[Rows from a dataset]
========================================================================
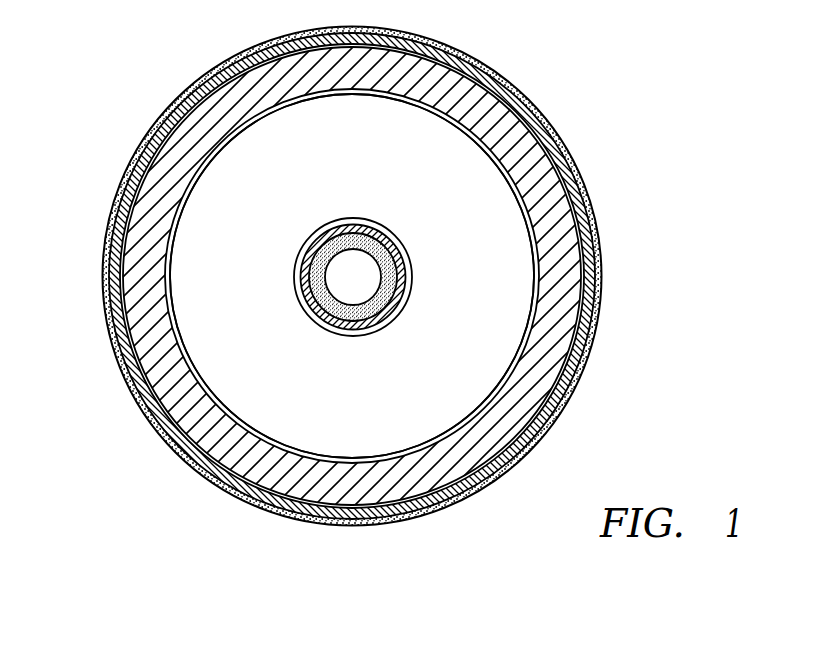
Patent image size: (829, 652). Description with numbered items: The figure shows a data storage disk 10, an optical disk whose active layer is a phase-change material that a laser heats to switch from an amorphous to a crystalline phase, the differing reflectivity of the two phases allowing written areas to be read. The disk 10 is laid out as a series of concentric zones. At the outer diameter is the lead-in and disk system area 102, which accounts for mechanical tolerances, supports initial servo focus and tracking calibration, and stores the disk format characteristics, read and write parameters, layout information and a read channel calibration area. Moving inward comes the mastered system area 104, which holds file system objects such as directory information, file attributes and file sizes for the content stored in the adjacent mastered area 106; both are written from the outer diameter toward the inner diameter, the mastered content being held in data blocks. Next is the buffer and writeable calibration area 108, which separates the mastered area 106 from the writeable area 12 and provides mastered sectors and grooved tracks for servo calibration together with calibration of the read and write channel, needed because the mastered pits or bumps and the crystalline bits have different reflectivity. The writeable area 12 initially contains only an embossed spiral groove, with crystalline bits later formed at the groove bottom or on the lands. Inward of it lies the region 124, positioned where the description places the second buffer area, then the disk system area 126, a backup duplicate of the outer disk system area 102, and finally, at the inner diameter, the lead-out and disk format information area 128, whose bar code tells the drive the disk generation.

The data storage disk 10 is at (383, 266).
The writeable area 12 is at (497, 317).
The lead-in and disk system area 102 is at (567, 167).
The mastered system area 104 is at (575, 200).
The mastered area 106 is at (565, 233).
The buffer and writeable calibration area 108 is at (540, 287).
The core outer jacket 124 is at (295, 305).
The disk system area 126 is at (300, 280).
The lead-out and disk format information area 128 is at (307, 260).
========================================================================
Goal >> Reproduce every line of the entries above word for word, omitting the pictures.

Exercise output >>
Patent image size: (829, 652). Description with numbered items: The figure shows a data storage disk 10, an optical disk whose active layer is a phase-change material that a laser heats to switch from an amorphous to a crystalline phase, the differing reflectivity of the two phases allowing written areas to be read. The disk 10 is laid out as a series of concentric zones. At the outer diameter is the lead-in and disk system area 102, which accounts for mechanical tolerances, supports initial servo focus and tracking calibration, and stores the disk format characteristics, read and write parameters, layout information and a read channel calibration area. Moving inward comes the mastered system area 104, which holds file system objects such as directory information, file attributes and file sizes for the content stored in the adjacent mastered area 106; both are written from the outer diameter toward the inner diameter, the mastered content being held in data blocks. Next is the buffer and writeable calibration area 108, which separates the mastered area 106 from the writeable area 12 and provides mastered sectors and grooved tracks for servo calibration together with calibration of the read and write channel, needed because the mastered pits or bumps and the crystalline bits have different reflectivity. The writeable area 12 initially contains only an embossed spiral groove, with crystalline bits later formed at the groove bottom or on the lands. Inward of it lies the region 124, positioned where the description places the second buffer area, then the disk system area 126, a backup duplicate of the outer disk system area 102, and finally, at the inner diameter, the lead-out and disk format information area 128, whose bar code tells the drive the disk generation.

The data storage disk 10 is at (383, 266).
The writeable area 12 is at (497, 317).
The lead-in and disk system area 102 is at (567, 167).
The mastered system area 104 is at (575, 200).
The mastered area 106 is at (565, 233).
The buffer and writeable calibration area 108 is at (540, 287).
The core outer jacket 124 is at (295, 305).
The disk system area 126 is at (300, 280).
The lead-out and disk format information area 128 is at (307, 260).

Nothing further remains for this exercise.